- **EXERCISE AIM**: Present every line in which the string "drop" appears.

☆ ☆ ☆ ☆ ☆ ☆ ☆

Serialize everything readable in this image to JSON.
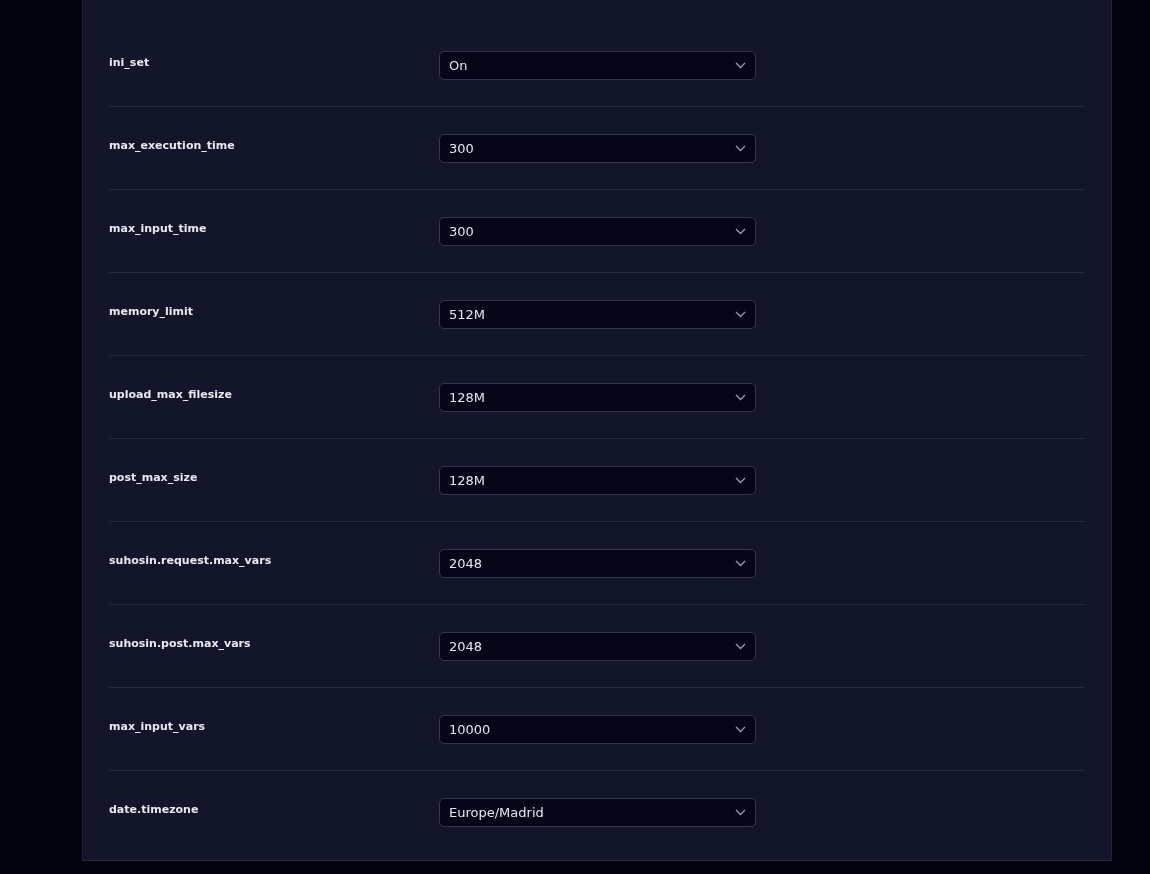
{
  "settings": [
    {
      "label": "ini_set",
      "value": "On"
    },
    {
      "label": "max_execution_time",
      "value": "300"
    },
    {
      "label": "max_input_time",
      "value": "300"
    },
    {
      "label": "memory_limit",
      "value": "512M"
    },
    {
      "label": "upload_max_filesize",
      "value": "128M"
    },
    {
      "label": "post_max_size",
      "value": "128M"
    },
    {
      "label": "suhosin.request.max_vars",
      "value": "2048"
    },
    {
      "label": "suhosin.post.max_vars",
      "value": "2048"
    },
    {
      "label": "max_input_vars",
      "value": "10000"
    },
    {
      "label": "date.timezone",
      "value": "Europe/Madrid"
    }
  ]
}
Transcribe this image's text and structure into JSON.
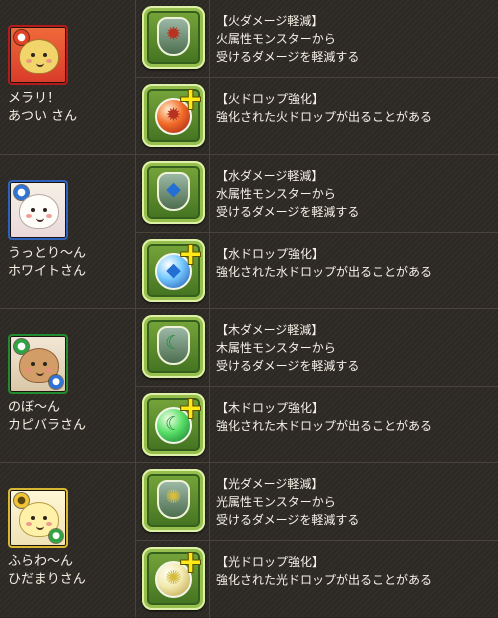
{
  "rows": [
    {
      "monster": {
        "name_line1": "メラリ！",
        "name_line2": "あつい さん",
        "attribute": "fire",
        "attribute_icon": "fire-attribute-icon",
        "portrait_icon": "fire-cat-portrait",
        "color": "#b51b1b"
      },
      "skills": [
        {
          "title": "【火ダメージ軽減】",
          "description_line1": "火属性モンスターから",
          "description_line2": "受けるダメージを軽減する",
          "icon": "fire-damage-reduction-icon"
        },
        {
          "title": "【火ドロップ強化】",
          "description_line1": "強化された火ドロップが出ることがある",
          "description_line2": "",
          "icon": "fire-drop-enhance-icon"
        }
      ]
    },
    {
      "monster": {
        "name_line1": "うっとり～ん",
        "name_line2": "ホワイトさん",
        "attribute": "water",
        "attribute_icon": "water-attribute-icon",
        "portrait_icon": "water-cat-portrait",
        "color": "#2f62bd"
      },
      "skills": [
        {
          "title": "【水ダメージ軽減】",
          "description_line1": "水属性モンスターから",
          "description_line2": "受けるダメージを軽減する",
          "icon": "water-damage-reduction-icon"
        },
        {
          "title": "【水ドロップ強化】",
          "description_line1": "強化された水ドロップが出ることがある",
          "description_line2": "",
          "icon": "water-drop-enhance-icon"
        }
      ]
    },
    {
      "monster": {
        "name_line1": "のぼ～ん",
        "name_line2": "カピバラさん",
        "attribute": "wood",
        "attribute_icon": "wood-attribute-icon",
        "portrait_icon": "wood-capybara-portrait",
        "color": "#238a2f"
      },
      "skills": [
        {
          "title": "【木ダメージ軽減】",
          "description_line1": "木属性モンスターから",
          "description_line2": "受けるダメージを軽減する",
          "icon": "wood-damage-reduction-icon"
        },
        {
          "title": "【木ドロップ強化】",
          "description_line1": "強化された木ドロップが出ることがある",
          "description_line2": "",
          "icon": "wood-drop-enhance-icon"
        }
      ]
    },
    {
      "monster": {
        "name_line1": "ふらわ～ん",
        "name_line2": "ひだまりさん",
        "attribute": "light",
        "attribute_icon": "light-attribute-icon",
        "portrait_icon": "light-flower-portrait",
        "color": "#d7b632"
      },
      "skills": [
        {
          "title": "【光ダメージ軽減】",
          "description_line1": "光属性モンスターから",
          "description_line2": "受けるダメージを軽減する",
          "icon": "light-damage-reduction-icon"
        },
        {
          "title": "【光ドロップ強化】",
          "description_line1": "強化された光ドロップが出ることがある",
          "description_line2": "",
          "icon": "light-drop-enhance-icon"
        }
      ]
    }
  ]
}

☆ ☆ ☆ ☆ ☆ ☆ ☆

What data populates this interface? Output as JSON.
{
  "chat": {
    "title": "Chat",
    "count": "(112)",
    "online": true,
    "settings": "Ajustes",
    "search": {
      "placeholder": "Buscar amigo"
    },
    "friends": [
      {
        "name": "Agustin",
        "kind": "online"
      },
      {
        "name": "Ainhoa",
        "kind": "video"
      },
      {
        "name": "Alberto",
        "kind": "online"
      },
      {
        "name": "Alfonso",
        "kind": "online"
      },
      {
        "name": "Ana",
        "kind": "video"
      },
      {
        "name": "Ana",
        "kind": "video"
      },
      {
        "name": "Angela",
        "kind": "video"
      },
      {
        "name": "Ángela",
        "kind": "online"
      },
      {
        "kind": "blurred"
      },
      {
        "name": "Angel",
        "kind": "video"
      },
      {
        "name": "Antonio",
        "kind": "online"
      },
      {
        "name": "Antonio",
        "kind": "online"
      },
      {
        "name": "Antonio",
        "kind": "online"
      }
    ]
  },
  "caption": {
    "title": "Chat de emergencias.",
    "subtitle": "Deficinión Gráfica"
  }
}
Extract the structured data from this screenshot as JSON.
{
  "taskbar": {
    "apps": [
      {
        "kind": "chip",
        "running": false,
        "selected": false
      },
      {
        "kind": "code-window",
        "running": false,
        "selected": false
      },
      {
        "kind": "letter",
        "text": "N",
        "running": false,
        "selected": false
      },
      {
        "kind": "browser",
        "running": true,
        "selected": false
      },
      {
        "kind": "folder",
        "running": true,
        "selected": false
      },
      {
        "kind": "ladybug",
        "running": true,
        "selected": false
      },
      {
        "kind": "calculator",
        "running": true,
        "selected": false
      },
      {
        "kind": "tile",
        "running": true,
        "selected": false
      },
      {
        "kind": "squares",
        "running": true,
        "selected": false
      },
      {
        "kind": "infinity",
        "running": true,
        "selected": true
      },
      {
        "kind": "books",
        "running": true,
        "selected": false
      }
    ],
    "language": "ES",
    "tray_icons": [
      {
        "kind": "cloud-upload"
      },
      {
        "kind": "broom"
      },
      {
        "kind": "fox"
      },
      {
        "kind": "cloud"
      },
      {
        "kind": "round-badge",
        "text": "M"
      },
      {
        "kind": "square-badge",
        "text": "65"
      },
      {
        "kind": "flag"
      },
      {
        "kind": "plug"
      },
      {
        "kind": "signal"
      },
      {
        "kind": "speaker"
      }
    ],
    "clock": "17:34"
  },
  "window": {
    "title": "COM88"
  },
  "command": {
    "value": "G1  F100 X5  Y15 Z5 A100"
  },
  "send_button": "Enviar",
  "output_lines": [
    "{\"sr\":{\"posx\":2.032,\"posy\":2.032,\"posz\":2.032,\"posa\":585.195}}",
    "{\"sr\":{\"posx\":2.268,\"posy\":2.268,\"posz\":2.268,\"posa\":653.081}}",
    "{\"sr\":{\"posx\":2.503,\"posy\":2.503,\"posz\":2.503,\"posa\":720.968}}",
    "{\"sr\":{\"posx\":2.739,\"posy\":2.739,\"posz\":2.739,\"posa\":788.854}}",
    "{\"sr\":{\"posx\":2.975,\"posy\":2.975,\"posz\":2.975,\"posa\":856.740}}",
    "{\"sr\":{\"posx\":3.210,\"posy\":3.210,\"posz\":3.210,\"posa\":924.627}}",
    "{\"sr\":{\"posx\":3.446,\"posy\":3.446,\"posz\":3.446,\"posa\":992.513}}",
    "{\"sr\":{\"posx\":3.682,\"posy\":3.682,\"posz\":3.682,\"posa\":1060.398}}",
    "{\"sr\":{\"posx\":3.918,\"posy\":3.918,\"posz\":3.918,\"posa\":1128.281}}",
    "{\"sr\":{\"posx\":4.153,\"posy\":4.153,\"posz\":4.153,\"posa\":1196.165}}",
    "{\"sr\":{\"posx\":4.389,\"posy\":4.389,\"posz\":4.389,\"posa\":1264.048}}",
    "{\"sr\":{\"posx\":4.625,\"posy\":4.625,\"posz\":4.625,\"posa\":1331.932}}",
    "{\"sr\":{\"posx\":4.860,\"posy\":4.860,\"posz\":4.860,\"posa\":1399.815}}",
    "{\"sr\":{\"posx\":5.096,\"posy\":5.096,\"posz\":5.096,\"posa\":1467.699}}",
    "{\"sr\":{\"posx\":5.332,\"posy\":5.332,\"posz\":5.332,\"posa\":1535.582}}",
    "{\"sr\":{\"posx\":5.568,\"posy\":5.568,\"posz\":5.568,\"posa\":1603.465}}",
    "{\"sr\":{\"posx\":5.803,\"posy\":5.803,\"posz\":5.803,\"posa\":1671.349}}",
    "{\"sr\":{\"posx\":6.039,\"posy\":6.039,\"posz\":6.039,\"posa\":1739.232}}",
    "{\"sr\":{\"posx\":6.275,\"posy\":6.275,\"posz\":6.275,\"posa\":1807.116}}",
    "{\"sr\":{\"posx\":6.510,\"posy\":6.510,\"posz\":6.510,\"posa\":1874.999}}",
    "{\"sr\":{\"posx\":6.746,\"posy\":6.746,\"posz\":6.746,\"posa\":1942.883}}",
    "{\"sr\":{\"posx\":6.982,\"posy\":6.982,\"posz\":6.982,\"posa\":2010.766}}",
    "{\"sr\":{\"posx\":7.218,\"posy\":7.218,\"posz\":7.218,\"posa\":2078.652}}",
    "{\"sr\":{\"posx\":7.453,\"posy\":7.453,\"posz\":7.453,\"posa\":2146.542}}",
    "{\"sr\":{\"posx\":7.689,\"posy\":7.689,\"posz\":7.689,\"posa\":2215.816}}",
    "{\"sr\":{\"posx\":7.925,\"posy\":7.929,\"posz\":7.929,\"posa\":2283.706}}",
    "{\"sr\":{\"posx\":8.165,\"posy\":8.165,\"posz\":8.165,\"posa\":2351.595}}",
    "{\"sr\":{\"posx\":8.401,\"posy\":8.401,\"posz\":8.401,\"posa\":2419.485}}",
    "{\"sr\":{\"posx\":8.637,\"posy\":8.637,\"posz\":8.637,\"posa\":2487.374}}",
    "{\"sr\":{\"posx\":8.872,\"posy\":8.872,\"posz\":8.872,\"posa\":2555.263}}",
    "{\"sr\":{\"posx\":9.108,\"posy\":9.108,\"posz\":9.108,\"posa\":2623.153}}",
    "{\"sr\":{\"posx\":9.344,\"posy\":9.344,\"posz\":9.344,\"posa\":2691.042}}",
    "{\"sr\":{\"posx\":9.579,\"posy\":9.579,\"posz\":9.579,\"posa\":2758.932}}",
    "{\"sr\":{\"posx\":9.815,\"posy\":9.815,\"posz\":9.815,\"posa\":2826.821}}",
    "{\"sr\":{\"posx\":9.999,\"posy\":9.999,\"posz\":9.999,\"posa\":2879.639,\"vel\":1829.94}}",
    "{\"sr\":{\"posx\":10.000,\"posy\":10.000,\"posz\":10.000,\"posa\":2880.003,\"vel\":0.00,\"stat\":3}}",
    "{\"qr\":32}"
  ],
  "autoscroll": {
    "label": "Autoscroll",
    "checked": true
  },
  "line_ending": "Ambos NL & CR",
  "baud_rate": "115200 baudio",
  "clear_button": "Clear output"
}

☆ ☆ ☆ ☆ ☆ ☆ ☆

- **CORRECT RESPONSE**:
          "icon": "fire-drop-enhance-icon"
          "icon": "water-drop-enhance-icon"
          "icon": "wood-drop-enhance-icon"
          "icon": "light-drop-enhance-icon"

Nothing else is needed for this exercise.